▸ Metin Alıntısı:
KIR-KENT EKONOMİSİNDEKİ DEĞİŞİM SÜRECİNİN “ZÜĞÜRT AĞA” FİLMİ EKSENİNDE DEĞERLENDİRİLMESİ
TOLGA ERTEM
1.GİRİŞ
Türkiye ekonomisinin gelişim sürecinde 80’li yıllar nevi şahsına münhasır bir yer tutmaktadır. Bu dönemde meydana gelen ekonomik, politik ve sosyal hayattaki değişimler kendine has bir dönem oluşmasına yol açmış ve kendinden sonra gelen dönemleri de şekillendiren ve etkileyen bir rol üstlenmiştir. Gerek toplumsal olaylar gerekse de coğrafik ve jeopolitik etkiler kır-kent dengesinin farklılaşmasına ve hızlı bir değişim aşamasına geçilmesine yol açmıştır. Bu kapsamda tam da makalemizin konusunu oluşturan kır-kent ekonomisindeki değişim sürecini işleyen ve Türk sinemasına damga vurmuş olan “Züğürt Ağa” filminden hareketle kır-kent dengesindeki değişiklikleri de istatistiki verilerle ortaya koyup ekonomik tespitlerde ve değerlendirmelerde bulunmak çalışmamızın özünü oluşturmaktadır.

▸ Sağlanan Malzeme:
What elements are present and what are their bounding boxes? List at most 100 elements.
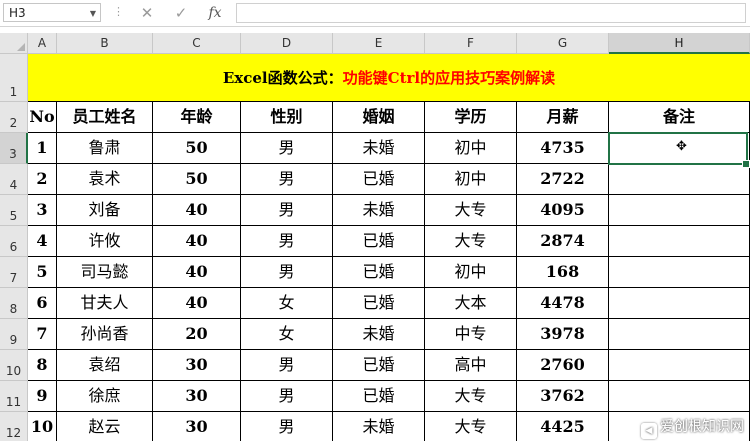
cell-marital[interactable]: 已婚 [333,226,425,257]
cell-salary[interactable]: 2722 [517,164,609,195]
cell-name[interactable]: 徐庶 [57,381,153,412]
cell-gender[interactable]: 男 [241,350,333,381]
row-header-1[interactable]: 1 [0,54,28,102]
cell-name[interactable]: 刘备 [57,195,153,226]
column-header-f[interactable]: F [425,33,517,54]
cell-name[interactable]: 赵云 [57,412,153,441]
cell-no[interactable]: 2 [28,164,57,195]
cell-education[interactable]: 大专 [425,381,517,412]
cell-education[interactable]: 大专 [425,195,517,226]
cell-remark[interactable] [609,350,750,381]
cell-gender[interactable]: 男 [241,257,333,288]
cell-education[interactable]: 高中 [425,350,517,381]
cell-marital[interactable]: 未婚 [333,319,425,350]
cell-age[interactable]: 40 [153,195,241,226]
cell-no[interactable]: 9 [28,381,57,412]
cell-gender[interactable]: 女 [241,288,333,319]
cell-name[interactable]: 鲁肃 [57,133,153,164]
cell-age[interactable]: 30 [153,381,241,412]
cancel-entry-icon[interactable]: ✕ [136,3,158,23]
header-cell-marital[interactable]: 婚姻 [333,102,425,133]
cell-name[interactable]: 甘夫人 [57,288,153,319]
cell-salary[interactable]: 2760 [517,350,609,381]
header-cell-name[interactable]: 员工姓名 [57,102,153,133]
cell-marital[interactable]: 已婚 [333,164,425,195]
cell-salary[interactable]: 2874 [517,226,609,257]
cell-education[interactable]: 初中 [425,257,517,288]
row-header-5[interactable]: 5 [0,195,28,226]
header-cell-gender[interactable]: 性别 [241,102,333,133]
cell-remark[interactable] [609,257,750,288]
more-options-icon[interactable]: ⋮ [113,5,124,18]
header-cell-no[interactable]: No [28,102,57,133]
cell-gender[interactable]: 女 [241,319,333,350]
cell-gender[interactable]: 男 [241,412,333,441]
cell-marital[interactable]: 未婚 [333,412,425,441]
cell-age[interactable]: 50 [153,133,241,164]
cell-marital[interactable]: 未婚 [333,195,425,226]
cell-name[interactable]: 袁术 [57,164,153,195]
cell-education[interactable]: 大本 [425,288,517,319]
insert-function-button[interactable]: fx [204,3,226,23]
cell-gender[interactable]: 男 [241,164,333,195]
cell-name[interactable]: 袁绍 [57,350,153,381]
cell-no[interactable]: 6 [28,288,57,319]
cell-no[interactable]: 7 [28,319,57,350]
column-header-g[interactable]: G [517,33,609,54]
cell-name[interactable]: 孙尚香 [57,319,153,350]
cell-education[interactable]: 大专 [425,226,517,257]
cell-no[interactable]: 8 [28,350,57,381]
cell-salary[interactable]: 4425 [517,412,609,441]
cell-gender[interactable]: 男 [241,133,333,164]
column-header-h[interactable]: H [609,33,750,54]
row-header-9[interactable]: 9 [0,319,28,350]
cell-education[interactable]: 初中 [425,133,517,164]
cell-marital[interactable]: 已婚 [333,288,425,319]
column-header-e[interactable]: E [333,33,425,54]
cell-salary[interactable]: 4735 [517,133,609,164]
header-cell-salary[interactable]: 月薪 [517,102,609,133]
column-header-d[interactable]: D [241,33,333,54]
cell-remark[interactable] [609,319,750,350]
row-header-3[interactable]: 3 [0,133,28,164]
cell-remark[interactable] [609,226,750,257]
cell-name[interactable]: 许攸 [57,226,153,257]
cell-remark[interactable] [609,164,750,195]
row-header-8[interactable]: 8 [0,288,28,319]
formula-input[interactable] [236,3,746,23]
cell-name[interactable]: 司马懿 [57,257,153,288]
cell-salary[interactable]: 3762 [517,381,609,412]
cell-salary[interactable]: 4095 [517,195,609,226]
header-cell-education[interactable]: 学历 [425,102,517,133]
cell-age[interactable]: 30 [153,350,241,381]
cell-education[interactable]: 大专 [425,412,517,441]
cell-gender[interactable]: 男 [241,381,333,412]
cell-gender[interactable]: 男 [241,195,333,226]
cell-no[interactable]: 3 [28,195,57,226]
cell-marital[interactable]: 已婚 [333,381,425,412]
row-header-11[interactable]: 11 [0,381,28,412]
row-header-2[interactable]: 2 [0,102,28,133]
cell-education[interactable]: 中专 [425,319,517,350]
cell-no[interactable]: 5 [28,257,57,288]
cell-marital[interactable]: 已婚 [333,350,425,381]
column-header-a[interactable]: A [28,33,57,54]
row-header-12[interactable]: 12 [0,412,28,441]
cell-remark[interactable] [609,381,750,412]
chevron-down-icon[interactable]: ▼ [90,4,96,23]
cell-salary[interactable]: 168 [517,257,609,288]
row-header-7[interactable]: 7 [0,257,28,288]
name-box[interactable]: H3 ▼ [3,3,101,22]
row-header-10[interactable]: 10 [0,350,28,381]
fill-handle[interactable] [742,160,750,168]
row-header-4[interactable]: 4 [0,164,28,195]
header-cell-age[interactable]: 年龄 [153,102,241,133]
cell-salary[interactable]: 3978 [517,319,609,350]
cell-remark[interactable] [609,288,750,319]
cell-marital[interactable]: 未婚 [333,133,425,164]
select-all-corner[interactable] [0,33,28,54]
cell-age[interactable]: 40 [153,226,241,257]
row-header-6[interactable]: 6 [0,226,28,257]
sheet-title[interactable]: Excel函数公式：功能键Ctrl的应用技巧案例解读 [28,54,750,102]
cell-no[interactable]: 4 [28,226,57,257]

▸ Alıştırma Koşulları:
**a.** Kır-kent ekonomisini ele alan metne göre, Türkiye ekonomisinin gelişim sürecinde hangi dönem nevi şahsına münhasır bir yer tutar?
**b.** Kır-kent ekonomisini ele alan metinde "Türkiye ekonomisinin gelişim sürecinde" sözleriyle başlayan paragrafı ana bilgilerini koruyarak daha kısa biçimde yeniden yazın.

▸ Sıralı Cevaplar:
**a.** 80’li yıllar.

**b.** 80’li yıllar, Türkiye ekonomisinin gelişiminde kendine özgü bir yere sahiptir. Bu dönemdeki ekonomik, politik ve sosyal değişimler sonraki dönemleri de şekillendirmiştir. Toplumsal olaylar ile coğrafik ve jeopolitik etkiler, kır-kent dengesini farklılaştırmış ve hızlı bir değişime yol açmıştır. Çalışmanın özü, kır-kent ekonomisindeki değişimi işleyen “Züğürt Ağa” filminden hareketle bu dengedeki değişiklikleri istatistiki verilerle ortaya koymak ve ekonomik değerlendirmeler yapmaktır.